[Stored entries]
........

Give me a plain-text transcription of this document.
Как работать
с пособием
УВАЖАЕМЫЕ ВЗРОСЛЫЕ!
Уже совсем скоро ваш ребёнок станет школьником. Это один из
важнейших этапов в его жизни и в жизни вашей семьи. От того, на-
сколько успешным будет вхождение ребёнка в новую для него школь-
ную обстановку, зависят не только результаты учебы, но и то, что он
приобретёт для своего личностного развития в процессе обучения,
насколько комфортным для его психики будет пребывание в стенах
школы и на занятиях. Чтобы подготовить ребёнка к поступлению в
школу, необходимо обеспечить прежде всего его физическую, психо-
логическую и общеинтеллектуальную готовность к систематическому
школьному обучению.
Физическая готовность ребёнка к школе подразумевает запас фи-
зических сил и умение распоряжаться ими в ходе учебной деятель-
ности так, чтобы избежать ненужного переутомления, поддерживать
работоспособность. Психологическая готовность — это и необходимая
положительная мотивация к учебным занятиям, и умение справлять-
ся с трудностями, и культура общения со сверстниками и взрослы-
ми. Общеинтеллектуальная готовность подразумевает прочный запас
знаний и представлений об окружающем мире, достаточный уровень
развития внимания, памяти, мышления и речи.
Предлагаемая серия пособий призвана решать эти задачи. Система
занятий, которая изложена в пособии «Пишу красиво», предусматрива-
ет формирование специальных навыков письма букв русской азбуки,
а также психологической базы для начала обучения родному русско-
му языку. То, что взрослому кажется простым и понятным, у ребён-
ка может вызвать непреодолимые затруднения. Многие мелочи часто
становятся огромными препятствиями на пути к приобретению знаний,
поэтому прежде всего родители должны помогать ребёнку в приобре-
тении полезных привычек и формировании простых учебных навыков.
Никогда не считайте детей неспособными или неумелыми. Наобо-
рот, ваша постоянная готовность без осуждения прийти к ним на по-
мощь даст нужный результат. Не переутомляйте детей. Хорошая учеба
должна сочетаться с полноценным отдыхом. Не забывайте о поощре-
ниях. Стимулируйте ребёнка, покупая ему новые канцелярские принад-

........

Give back the whole listing, word for word.

Give me a plain-text transcription of this document.
Как работать
с пособием
УВАЖАЕМЫЕ ВЗРОСЛЫЕ!
Уже совсем скоро ваш ребёнок станет школьником. Это один из
важнейших этапов в его жизни и в жизни вашей семьи. От того, на-
сколько успешным будет вхождение ребёнка в новую для него школь-
ную обстановку, зависят не только результаты учебы, но и то, что он
приобретёт для своего личностного развития в процессе обучения,
насколько комфортным для его психики будет пребывание в стенах
школы и на занятиях. Чтобы подготовить ребёнка к поступлению в
школу, необходимо обеспечить прежде всего его физическую, психо-
логическую и общеинтеллектуальную готовность к систематическому
школьному обучению.
Физическая готовность ребёнка к школе подразумевает запас фи-
зических сил и умение распоряжаться ими в ходе учебной деятель-
ности так, чтобы избежать ненужного переутомления, поддерживать
работоспособность. Психологическая готовность — это и необходимая
положительная мотивация к учебным занятиям, и умение справлять-
ся с трудностями, и культура общения со сверстниками и взрослы-
ми. Общеинтеллектуальная готовность подразумевает прочный запас
знаний и представлений об окружающем мире, достаточный уровень
развития внимания, памяти, мышления и речи.
Предлагаемая серия пособий призвана решать эти задачи. Система
занятий, которая изложена в пособии «Пишу красиво», предусматрива-
ет формирование специальных навыков письма букв русской азбуки,
а также психологической базы для начала обучения родному русско-
му языку. То, что взрослому кажется простым и понятным, у ребён-
ка может вызвать непреодолимые затруднения. Многие мелочи часто
становятся огромными препятствиями на пути к приобретению знаний,
поэтому прежде всего родители должны помогать ребёнку в приобре-
тении полезных привычек и формировании простых учебных навыков.
Никогда не считайте детей неспособными или неумелыми. Наобо-
рот, ваша постоянная готовность без осуждения прийти к ним на по-
мощь даст нужный результат. Не переутомляйте детей. Хорошая учеба
должна сочетаться с полноценным отдыхом. Не забывайте о поощре-
ниях. Стимулируйте ребёнка, покупая ему новые канцелярские принад-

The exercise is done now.